-- Written exercise --
All lines in the data bearing the string "date" should be identified and copied.

Stored entries:
━━━━━━

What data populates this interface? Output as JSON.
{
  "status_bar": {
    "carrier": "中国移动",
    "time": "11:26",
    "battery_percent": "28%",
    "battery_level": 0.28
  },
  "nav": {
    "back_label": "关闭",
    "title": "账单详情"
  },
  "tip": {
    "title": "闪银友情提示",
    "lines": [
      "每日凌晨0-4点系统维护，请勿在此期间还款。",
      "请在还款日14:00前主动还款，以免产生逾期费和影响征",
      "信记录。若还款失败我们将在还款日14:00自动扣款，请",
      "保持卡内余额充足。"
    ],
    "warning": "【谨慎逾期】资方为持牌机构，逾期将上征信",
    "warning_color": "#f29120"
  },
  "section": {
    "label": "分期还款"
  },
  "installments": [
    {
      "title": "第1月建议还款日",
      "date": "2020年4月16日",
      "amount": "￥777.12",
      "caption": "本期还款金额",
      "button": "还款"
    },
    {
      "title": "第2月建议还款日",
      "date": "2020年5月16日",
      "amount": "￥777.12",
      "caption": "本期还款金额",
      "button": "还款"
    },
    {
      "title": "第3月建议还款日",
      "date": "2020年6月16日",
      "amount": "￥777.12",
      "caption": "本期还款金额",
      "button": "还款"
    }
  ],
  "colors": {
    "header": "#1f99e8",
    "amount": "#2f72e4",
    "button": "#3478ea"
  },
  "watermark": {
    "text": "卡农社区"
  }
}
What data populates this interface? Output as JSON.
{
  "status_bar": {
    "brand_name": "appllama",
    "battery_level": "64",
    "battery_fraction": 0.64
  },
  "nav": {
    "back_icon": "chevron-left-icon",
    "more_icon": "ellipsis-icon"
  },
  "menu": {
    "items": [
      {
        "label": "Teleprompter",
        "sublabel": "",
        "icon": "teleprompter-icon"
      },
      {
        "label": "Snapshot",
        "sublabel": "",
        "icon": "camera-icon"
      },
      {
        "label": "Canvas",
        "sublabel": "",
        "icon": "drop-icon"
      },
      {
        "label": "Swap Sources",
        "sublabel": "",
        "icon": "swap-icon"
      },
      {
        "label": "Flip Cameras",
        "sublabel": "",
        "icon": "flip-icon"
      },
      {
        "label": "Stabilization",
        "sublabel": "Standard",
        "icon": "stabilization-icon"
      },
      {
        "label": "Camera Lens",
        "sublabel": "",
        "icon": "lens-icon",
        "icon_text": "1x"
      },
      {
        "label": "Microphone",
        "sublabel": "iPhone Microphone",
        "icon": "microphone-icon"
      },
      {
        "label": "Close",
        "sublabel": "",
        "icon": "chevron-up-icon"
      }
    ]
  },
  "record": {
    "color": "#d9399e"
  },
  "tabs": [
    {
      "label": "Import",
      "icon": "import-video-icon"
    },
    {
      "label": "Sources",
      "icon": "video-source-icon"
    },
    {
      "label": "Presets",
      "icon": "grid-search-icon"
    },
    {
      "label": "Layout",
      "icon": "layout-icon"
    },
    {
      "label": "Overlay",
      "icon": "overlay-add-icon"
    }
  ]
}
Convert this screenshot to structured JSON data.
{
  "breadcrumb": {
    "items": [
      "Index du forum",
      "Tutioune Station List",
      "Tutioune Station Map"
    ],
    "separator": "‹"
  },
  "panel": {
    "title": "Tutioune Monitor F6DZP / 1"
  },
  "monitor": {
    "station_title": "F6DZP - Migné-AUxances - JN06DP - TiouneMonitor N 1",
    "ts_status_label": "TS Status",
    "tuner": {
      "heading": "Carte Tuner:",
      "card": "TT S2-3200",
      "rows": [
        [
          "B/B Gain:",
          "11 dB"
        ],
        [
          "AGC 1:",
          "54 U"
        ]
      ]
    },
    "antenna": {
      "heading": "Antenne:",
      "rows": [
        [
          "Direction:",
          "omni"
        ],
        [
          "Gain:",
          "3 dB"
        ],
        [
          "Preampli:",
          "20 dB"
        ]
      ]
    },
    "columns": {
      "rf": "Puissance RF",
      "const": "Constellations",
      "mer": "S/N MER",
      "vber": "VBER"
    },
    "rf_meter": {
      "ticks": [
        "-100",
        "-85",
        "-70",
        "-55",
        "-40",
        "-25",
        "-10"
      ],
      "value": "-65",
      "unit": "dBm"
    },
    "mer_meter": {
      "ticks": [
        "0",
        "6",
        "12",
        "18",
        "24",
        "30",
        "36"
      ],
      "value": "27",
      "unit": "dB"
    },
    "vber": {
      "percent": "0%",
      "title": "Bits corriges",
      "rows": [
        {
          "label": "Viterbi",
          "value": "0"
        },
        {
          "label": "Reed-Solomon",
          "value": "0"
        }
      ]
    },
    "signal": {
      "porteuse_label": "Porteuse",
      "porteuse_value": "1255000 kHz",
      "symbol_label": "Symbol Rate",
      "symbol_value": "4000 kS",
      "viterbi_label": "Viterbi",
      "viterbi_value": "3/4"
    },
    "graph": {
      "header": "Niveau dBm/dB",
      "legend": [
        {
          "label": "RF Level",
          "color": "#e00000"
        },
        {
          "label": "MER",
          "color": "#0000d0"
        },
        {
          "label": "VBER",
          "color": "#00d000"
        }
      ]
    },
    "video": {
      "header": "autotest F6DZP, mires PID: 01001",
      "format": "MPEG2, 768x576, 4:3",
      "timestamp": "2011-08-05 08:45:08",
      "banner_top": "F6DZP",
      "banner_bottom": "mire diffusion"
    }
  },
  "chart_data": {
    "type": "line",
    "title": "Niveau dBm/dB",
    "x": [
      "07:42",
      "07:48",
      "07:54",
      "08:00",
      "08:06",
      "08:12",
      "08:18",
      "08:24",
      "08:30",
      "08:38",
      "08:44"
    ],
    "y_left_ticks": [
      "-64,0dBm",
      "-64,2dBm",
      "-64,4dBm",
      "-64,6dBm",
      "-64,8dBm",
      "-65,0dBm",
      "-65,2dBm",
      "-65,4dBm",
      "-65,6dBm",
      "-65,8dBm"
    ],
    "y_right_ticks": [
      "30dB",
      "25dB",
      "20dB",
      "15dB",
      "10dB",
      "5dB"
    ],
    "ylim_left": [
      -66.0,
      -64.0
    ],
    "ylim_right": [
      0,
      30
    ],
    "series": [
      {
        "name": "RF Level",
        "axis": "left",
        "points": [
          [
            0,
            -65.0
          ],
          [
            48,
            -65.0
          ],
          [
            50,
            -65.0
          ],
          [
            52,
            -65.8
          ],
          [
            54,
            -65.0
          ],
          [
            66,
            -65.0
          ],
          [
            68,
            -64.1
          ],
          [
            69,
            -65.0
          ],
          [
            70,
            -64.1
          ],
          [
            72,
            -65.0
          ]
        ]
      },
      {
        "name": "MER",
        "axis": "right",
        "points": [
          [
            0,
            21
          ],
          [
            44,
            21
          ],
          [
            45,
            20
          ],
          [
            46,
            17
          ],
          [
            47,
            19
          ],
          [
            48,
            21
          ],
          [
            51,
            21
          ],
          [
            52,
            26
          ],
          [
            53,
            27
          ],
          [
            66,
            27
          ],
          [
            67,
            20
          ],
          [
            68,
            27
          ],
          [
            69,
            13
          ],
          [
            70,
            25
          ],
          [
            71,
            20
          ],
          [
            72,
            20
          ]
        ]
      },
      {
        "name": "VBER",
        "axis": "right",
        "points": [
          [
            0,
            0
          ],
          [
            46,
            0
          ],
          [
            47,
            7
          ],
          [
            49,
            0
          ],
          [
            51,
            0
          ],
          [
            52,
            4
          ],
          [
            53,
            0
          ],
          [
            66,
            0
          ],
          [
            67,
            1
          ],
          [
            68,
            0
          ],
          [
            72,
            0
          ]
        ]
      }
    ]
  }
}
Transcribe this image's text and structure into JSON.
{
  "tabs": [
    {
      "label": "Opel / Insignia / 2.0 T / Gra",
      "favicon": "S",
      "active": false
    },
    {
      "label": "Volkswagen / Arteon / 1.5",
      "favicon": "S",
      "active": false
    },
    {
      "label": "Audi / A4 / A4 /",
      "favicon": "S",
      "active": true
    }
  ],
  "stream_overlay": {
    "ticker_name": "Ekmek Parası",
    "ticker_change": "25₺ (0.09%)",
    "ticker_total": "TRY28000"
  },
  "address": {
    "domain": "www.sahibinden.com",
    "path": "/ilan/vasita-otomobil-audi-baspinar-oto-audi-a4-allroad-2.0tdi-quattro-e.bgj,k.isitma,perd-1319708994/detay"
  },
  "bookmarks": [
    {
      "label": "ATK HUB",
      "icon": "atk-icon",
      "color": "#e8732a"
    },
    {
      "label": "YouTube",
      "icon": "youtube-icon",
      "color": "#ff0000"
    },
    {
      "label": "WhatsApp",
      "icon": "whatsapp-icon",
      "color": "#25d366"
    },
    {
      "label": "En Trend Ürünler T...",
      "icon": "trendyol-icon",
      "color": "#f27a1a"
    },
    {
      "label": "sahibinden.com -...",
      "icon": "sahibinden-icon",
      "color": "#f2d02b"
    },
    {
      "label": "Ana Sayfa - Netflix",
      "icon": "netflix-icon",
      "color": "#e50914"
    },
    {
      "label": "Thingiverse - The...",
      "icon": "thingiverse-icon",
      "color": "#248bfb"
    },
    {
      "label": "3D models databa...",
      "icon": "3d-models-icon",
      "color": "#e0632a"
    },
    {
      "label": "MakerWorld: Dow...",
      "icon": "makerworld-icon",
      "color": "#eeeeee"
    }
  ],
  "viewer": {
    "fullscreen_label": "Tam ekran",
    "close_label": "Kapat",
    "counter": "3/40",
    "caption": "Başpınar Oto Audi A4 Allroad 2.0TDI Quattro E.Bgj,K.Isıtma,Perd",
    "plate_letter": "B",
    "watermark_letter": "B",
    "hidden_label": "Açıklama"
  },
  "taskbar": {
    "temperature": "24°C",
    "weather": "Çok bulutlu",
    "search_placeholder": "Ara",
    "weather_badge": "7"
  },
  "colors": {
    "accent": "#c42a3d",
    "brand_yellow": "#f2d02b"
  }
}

━━━━━━

-- Final result --
      "date": "2020年4月16日",
      "date": "2020年5月16日",
      "date": "2020年6月16日",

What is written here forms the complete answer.